====== PROVIDED RECORDS ======

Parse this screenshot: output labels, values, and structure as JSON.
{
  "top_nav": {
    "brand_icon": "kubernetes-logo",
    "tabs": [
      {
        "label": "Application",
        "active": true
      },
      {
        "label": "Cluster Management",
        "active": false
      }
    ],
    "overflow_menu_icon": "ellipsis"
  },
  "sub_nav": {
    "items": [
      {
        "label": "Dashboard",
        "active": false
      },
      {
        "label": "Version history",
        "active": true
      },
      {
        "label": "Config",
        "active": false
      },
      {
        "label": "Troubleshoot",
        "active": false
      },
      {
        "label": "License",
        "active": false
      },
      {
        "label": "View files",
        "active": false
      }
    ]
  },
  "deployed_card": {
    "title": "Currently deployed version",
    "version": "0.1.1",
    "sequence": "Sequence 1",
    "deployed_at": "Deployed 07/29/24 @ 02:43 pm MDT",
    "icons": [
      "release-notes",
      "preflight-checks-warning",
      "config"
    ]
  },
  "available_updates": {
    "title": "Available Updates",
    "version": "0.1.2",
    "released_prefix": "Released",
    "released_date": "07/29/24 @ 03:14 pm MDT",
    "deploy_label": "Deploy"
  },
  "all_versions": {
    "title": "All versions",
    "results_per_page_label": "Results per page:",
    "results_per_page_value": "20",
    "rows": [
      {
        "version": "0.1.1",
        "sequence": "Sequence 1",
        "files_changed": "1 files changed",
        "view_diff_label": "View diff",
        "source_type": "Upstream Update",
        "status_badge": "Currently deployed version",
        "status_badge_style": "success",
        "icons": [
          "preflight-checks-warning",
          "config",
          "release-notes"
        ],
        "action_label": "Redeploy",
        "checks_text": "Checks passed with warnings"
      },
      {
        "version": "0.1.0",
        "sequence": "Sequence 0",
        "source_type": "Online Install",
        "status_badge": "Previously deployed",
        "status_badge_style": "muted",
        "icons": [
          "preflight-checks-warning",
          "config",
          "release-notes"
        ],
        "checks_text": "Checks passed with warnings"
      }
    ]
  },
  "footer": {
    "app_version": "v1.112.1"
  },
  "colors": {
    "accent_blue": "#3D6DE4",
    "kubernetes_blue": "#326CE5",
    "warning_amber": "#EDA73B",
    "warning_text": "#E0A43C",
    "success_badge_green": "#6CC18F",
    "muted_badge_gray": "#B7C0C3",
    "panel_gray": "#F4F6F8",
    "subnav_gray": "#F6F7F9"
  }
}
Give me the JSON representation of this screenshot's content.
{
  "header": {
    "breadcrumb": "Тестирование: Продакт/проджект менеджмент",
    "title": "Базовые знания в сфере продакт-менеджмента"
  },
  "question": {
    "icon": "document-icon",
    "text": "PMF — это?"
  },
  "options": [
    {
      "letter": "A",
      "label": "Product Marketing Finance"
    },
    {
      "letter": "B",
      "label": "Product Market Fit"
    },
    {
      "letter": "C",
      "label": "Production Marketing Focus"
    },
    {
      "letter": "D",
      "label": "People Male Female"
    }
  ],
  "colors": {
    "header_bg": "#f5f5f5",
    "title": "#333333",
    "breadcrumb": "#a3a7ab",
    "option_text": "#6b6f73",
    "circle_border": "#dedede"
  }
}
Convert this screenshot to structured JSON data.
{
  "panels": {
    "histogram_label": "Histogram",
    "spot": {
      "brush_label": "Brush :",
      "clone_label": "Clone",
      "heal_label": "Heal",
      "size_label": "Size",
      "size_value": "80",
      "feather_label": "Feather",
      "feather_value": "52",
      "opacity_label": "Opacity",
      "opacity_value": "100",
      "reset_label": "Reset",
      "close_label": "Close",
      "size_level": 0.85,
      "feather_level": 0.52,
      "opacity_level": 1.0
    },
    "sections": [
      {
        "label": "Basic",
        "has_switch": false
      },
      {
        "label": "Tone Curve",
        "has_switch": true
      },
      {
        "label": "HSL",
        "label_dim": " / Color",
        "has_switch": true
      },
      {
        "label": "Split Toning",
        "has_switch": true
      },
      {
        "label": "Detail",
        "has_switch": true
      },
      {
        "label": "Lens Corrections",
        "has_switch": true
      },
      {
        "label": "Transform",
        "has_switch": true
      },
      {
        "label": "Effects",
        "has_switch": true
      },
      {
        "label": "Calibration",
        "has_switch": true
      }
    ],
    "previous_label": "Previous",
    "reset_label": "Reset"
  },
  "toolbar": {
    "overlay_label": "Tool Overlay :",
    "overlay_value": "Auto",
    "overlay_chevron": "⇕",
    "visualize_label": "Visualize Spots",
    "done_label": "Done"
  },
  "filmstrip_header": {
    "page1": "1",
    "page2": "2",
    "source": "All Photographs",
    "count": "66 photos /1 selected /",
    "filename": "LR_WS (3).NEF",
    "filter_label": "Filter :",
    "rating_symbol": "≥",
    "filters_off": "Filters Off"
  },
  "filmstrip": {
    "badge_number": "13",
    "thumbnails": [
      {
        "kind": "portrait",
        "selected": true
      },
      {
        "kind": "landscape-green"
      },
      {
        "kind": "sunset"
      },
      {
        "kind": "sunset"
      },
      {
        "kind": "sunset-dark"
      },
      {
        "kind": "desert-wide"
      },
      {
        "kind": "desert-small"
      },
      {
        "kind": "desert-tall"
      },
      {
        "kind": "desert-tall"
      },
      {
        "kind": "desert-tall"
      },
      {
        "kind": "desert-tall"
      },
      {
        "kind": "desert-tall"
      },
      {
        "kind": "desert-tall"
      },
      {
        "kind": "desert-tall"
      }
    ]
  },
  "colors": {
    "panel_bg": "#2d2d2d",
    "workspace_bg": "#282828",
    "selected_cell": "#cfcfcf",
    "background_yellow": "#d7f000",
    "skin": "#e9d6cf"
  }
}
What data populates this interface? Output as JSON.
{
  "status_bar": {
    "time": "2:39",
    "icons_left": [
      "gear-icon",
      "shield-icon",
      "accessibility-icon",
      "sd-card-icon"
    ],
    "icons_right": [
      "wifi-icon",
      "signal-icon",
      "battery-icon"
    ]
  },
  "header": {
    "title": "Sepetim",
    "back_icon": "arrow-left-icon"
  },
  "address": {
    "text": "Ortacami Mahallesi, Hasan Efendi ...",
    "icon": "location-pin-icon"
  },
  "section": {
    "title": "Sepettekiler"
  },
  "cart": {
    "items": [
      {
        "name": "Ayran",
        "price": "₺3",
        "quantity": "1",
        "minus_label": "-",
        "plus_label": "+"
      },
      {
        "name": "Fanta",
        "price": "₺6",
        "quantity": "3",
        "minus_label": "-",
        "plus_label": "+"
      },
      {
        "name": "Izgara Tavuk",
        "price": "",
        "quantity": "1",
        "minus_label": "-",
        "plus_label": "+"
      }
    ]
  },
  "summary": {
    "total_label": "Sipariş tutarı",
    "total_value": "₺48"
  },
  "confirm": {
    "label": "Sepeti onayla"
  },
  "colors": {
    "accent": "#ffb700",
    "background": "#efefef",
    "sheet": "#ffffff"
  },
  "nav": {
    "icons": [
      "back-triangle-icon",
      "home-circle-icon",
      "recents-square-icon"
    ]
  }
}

======

Print all of the data exactly as it was given.

Parse this screenshot: output labels, values, and structure as JSON.
{
  "top_nav": {
    "brand_icon": "kubernetes-logo",
    "tabs": [
      {
        "label": "Application",
        "active": true
      },
      {
        "label": "Cluster Management",
        "active": false
      }
    ],
    "overflow_menu_icon": "ellipsis"
  },
  "sub_nav": {
    "items": [
      {
        "label": "Dashboard",
        "active": false
      },
      {
        "label": "Version history",
        "active": true
      },
      {
        "label": "Config",
        "active": false
      },
      {
        "label": "Troubleshoot",
        "active": false
      },
      {
        "label": "License",
        "active": false
      },
      {
        "label": "View files",
        "active": false
      }
    ]
  },
  "deployed_card": {
    "title": "Currently deployed version",
    "version": "0.1.1",
    "sequence": "Sequence 1",
    "deployed_at": "Deployed 07/29/24 @ 02:43 pm MDT",
    "icons": [
      "release-notes",
      "preflight-checks-warning",
      "config"
    ]
  },
  "available_updates": {
    "title": "Available Updates",
    "version": "0.1.2",
    "released_prefix": "Released",
    "released_date": "07/29/24 @ 03:14 pm MDT",
    "deploy_label": "Deploy"
  },
  "all_versions": {
    "title": "All versions",
    "results_per_page_label": "Results per page:",
    "results_per_page_value": "20",
    "rows": [
      {
        "version": "0.1.1",
        "sequence": "Sequence 1",
        "files_changed": "1 files changed",
        "view_diff_label": "View diff",
        "source_type": "Upstream Update",
        "status_badge": "Currently deployed version",
        "status_badge_style": "success",
        "icons": [
          "preflight-checks-warning",
          "config",
          "release-notes"
        ],
        "action_label": "Redeploy",
        "checks_text": "Checks passed with warnings"
      },
      {
        "version": "0.1.0",
        "sequence": "Sequence 0",
        "source_type": "Online Install",
        "status_badge": "Previously deployed",
        "status_badge_style": "muted",
        "icons": [
          "preflight-checks-warning",
          "config",
          "release-notes"
        ],
        "checks_text": "Checks passed with warnings"
      }
    ]
  },
  "footer": {
    "app_version": "v1.112.1"
  },
  "colors": {
    "accent_blue": "#3D6DE4",
    "kubernetes_blue": "#326CE5",
    "warning_amber": "#EDA73B",
    "warning_text": "#E0A43C",
    "success_badge_green": "#6CC18F",
    "muted_badge_gray": "#B7C0C3",
    "panel_gray": "#F4F6F8",
    "subnav_gray": "#F6F7F9"
  }
}
Give me the JSON representation of this screenshot's content.
{
  "header": {
    "breadcrumb": "Тестирование: Продакт/проджект менеджмент",
    "title": "Базовые знания в сфере продакт-менеджмента"
  },
  "question": {
    "icon": "document-icon",
    "text": "PMF — это?"
  },
  "options": [
    {
      "letter": "A",
      "label": "Product Marketing Finance"
    },
    {
      "letter": "B",
      "label": "Product Market Fit"
    },
    {
      "letter": "C",
      "label": "Production Marketing Focus"
    },
    {
      "letter": "D",
      "label": "People Male Female"
    }
  ],
  "colors": {
    "header_bg": "#f5f5f5",
    "title": "#333333",
    "breadcrumb": "#a3a7ab",
    "option_text": "#6b6f73",
    "circle_border": "#dedede"
  }
}
Convert this screenshot to structured JSON data.
{
  "panels": {
    "histogram_label": "Histogram",
    "spot": {
      "brush_label": "Brush :",
      "clone_label": "Clone",
      "heal_label": "Heal",
      "size_label": "Size",
      "size_value": "80",
      "feather_label": "Feather",
      "feather_value": "52",
      "opacity_label": "Opacity",
      "opacity_value": "100",
      "reset_label": "Reset",
      "close_label": "Close",
      "size_level": 0.85,
      "feather_level": 0.52,
      "opacity_level": 1.0
    },
    "sections": [
      {
        "label": "Basic",
        "has_switch": false
      },
      {
        "label": "Tone Curve",
        "has_switch": true
      },
      {
        "label": "HSL",
        "label_dim": " / Color",
        "has_switch": true
      },
      {
        "label": "Split Toning",
        "has_switch": true
      },
      {
        "label": "Detail",
        "has_switch": true
      },
      {
        "label": "Lens Corrections",
        "has_switch": true
      },
      {
        "label": "Transform",
        "has_switch": true
      },
      {
        "label": "Effects",
        "has_switch": true
      },
      {
        "label": "Calibration",
        "has_switch": true
      }
    ],
    "previous_label": "Previous",
    "reset_label": "Reset"
  },
  "toolbar": {
    "overlay_label": "Tool Overlay :",
    "overlay_value": "Auto",
    "overlay_chevron": "⇕",
    "visualize_label": "Visualize Spots",
    "done_label": "Done"
  },
  "filmstrip_header": {
    "page1": "1",
    "page2": "2",
    "source": "All Photographs",
    "count": "66 photos /1 selected /",
    "filename": "LR_WS (3).NEF",
    "filter_label": "Filter :",
    "rating_symbol": "≥",
    "filters_off": "Filters Off"
  },
  "filmstrip": {
    "badge_number": "13",
    "thumbnails": [
      {
        "kind": "portrait",
        "selected": true
      },
      {
        "kind": "landscape-green"
      },
      {
        "kind": "sunset"
      },
      {
        "kind": "sunset"
      },
      {
        "kind": "sunset-dark"
      },
      {
        "kind": "desert-wide"
      },
      {
        "kind": "desert-small"
      },
      {
        "kind": "desert-tall"
      },
      {
        "kind": "desert-tall"
      },
      {
        "kind": "desert-tall"
      },
      {
        "kind": "desert-tall"
      },
      {
        "kind": "desert-tall"
      },
      {
        "kind": "desert-tall"
      },
      {
        "kind": "desert-tall"
      }
    ]
  },
  "colors": {
    "panel_bg": "#2d2d2d",
    "workspace_bg": "#282828",
    "selected_cell": "#cfcfcf",
    "background_yellow": "#d7f000",
    "skin": "#e9d6cf"
  }
}
What data populates this interface? Output as JSON.
{
  "status_bar": {
    "time": "2:39",
    "icons_left": [
      "gear-icon",
      "shield-icon",
      "accessibility-icon",
      "sd-card-icon"
    ],
    "icons_right": [
      "wifi-icon",
      "signal-icon",
      "battery-icon"
    ]
  },
  "header": {
    "title": "Sepetim",
    "back_icon": "arrow-left-icon"
  },
  "address": {
    "text": "Ortacami Mahallesi, Hasan Efendi ...",
    "icon": "location-pin-icon"
  },
  "section": {
    "title": "Sepettekiler"
  },
  "cart": {
    "items": [
      {
        "name": "Ayran",
        "price": "₺3",
        "quantity": "1",
        "minus_label": "-",
        "plus_label": "+"
      },
      {
        "name": "Fanta",
        "price": "₺6",
        "quantity": "3",
        "minus_label": "-",
        "plus_label": "+"
      },
      {
        "name": "Izgara Tavuk",
        "price": "",
        "quantity": "1",
        "minus_label": "-",
        "plus_label": "+"
      }
    ]
  },
  "summary": {
    "total_label": "Sipariş tutarı",
    "total_value": "₺48"
  },
  "confirm": {
    "label": "Sepeti onayla"
  },
  "colors": {
    "accent": "#ffb700",
    "background": "#efefef",
    "sheet": "#ffffff"
  },
  "nav": {
    "icons": [
      "back-triangle-icon",
      "home-circle-icon",
      "recents-square-icon"
    ]
  }
}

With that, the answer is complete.